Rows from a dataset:

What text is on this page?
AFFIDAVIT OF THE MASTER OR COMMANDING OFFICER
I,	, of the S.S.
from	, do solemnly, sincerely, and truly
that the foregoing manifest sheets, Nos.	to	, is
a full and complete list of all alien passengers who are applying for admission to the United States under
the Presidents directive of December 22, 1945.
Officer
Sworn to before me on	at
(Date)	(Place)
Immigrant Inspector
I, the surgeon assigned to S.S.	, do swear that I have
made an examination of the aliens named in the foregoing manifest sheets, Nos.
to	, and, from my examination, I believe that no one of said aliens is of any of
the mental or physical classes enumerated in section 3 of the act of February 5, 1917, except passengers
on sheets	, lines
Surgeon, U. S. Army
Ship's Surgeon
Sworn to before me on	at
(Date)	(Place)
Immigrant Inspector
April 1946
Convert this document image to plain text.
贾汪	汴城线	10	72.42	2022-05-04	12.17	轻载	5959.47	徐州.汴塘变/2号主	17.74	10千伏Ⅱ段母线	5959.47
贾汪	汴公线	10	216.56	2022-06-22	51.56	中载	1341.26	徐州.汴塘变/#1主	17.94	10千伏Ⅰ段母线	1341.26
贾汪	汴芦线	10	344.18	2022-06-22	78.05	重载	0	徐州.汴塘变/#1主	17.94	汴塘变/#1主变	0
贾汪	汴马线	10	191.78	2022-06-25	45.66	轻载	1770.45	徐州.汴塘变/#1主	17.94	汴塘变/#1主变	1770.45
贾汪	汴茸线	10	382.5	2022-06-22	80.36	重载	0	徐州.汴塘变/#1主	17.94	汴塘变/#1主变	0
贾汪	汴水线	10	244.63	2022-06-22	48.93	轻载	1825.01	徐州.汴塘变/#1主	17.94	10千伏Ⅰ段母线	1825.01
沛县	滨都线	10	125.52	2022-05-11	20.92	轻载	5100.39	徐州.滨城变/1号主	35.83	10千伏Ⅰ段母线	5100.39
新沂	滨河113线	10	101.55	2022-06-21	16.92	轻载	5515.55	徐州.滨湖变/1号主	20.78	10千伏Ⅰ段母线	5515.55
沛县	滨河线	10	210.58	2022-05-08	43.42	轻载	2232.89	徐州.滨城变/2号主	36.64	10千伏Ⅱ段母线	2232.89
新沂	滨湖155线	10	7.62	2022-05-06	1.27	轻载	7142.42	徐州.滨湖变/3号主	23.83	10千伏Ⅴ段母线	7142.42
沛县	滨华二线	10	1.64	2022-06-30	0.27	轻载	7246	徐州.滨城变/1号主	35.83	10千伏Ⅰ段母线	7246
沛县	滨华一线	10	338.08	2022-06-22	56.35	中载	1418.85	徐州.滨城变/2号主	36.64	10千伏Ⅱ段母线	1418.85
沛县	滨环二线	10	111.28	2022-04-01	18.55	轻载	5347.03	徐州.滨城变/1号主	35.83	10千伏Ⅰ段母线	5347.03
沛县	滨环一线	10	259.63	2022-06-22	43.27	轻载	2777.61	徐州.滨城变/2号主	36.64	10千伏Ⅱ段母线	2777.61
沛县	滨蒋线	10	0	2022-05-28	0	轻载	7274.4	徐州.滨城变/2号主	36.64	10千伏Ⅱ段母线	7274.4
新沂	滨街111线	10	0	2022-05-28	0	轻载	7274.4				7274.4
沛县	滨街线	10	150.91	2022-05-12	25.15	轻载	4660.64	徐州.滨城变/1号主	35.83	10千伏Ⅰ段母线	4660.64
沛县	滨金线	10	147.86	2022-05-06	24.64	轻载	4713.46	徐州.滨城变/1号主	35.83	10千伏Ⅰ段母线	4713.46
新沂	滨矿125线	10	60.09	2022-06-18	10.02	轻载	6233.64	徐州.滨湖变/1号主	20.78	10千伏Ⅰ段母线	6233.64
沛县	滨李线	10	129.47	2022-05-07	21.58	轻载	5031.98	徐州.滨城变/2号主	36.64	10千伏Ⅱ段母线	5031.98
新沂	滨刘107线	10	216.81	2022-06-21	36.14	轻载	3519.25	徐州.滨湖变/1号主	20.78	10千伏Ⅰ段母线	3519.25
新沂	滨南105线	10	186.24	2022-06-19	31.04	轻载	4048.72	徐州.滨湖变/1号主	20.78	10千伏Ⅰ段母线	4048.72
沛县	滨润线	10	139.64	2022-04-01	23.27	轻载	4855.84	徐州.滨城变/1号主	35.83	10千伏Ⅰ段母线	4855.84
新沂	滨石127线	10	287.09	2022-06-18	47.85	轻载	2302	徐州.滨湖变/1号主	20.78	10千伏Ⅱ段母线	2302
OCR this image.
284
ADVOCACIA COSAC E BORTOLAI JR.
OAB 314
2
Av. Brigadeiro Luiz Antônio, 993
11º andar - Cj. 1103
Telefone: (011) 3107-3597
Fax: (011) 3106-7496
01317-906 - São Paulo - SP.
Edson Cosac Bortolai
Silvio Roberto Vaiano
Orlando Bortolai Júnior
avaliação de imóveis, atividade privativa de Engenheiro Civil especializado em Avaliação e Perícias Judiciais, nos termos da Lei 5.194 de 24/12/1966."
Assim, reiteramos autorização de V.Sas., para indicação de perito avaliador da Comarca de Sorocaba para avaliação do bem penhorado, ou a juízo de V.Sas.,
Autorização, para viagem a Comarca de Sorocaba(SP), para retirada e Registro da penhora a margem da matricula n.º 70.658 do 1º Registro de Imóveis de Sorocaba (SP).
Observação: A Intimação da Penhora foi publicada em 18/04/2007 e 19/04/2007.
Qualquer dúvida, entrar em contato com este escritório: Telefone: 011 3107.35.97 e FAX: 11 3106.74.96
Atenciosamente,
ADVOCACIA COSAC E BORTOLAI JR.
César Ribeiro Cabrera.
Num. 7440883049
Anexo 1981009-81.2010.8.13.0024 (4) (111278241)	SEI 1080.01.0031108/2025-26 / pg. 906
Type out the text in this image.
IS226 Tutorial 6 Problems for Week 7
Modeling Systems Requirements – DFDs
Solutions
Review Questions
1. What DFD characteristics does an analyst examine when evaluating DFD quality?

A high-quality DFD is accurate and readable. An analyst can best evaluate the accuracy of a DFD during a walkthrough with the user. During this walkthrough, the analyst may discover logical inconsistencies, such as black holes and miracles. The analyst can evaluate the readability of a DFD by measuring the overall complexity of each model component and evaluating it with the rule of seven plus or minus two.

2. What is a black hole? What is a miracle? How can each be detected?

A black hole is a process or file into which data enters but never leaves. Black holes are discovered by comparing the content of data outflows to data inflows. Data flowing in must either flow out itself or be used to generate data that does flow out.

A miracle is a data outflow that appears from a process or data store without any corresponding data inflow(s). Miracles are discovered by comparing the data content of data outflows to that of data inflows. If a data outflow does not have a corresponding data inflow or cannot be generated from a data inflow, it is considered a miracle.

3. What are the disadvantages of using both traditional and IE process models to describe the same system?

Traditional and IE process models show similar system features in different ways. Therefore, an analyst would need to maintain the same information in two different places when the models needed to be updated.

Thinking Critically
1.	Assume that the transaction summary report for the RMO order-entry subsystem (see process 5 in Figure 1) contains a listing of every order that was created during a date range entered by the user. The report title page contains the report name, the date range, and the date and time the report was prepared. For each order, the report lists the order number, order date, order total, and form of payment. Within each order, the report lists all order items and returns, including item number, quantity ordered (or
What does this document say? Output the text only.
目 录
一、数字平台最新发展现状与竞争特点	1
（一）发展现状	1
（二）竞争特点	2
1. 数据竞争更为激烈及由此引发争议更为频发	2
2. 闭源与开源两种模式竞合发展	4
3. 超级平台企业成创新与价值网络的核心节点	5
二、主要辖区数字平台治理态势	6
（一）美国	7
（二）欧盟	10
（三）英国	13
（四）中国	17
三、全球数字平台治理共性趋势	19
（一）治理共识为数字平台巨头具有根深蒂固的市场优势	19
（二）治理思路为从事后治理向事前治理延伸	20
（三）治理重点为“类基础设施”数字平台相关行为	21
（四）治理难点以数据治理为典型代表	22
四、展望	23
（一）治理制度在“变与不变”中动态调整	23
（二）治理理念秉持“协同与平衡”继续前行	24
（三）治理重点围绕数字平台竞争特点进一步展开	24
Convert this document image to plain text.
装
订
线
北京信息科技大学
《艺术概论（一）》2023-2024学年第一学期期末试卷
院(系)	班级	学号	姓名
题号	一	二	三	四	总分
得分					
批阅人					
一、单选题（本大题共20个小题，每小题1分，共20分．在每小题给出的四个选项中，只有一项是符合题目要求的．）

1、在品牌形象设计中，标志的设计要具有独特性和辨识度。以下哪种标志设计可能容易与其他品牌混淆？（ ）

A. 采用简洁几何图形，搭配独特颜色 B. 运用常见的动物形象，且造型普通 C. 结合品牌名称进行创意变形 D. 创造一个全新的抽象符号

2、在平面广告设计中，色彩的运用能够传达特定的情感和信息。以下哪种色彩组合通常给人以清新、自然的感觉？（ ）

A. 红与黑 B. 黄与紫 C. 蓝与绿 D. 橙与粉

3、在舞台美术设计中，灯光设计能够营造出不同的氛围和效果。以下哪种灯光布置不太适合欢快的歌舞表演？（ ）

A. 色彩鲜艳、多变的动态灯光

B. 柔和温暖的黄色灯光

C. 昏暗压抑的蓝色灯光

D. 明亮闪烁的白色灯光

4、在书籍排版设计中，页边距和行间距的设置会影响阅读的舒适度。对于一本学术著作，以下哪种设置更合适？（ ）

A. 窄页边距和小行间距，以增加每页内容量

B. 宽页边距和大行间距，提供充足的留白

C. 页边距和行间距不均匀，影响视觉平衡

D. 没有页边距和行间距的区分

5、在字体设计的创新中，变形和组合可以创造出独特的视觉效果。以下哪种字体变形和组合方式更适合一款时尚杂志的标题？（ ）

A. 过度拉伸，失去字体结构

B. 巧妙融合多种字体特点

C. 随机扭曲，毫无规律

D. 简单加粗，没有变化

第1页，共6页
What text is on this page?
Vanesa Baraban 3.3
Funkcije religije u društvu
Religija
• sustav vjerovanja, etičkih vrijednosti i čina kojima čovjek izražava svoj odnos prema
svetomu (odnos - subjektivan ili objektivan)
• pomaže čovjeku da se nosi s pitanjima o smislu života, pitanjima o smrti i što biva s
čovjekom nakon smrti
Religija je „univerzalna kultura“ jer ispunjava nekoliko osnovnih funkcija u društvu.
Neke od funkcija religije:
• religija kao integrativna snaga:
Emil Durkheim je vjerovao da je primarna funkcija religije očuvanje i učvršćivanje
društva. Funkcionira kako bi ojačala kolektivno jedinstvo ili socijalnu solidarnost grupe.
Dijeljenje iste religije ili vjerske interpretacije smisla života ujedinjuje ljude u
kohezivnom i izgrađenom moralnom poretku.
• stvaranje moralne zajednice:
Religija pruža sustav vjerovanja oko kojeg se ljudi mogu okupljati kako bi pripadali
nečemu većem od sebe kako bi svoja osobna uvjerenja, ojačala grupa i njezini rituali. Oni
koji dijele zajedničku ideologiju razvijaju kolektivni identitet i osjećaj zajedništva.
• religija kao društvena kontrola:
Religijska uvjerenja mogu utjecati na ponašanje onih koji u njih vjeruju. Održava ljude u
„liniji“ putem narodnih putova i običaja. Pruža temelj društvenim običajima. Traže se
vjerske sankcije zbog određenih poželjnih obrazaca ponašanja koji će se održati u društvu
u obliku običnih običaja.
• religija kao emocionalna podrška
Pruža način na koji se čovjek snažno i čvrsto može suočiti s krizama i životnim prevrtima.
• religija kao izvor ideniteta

> **Instructions to follow**
Search the data for "sustav" and list every line in which it occurs.

> **Correct response**
• sustav vjerovanja, etičkih vrijednosti i čina kojima čovjek izražava svoj odnos prema
Religija pruža sustav vjerovanja oko kojeg se ljudi mogu okupljati kako bi pripadali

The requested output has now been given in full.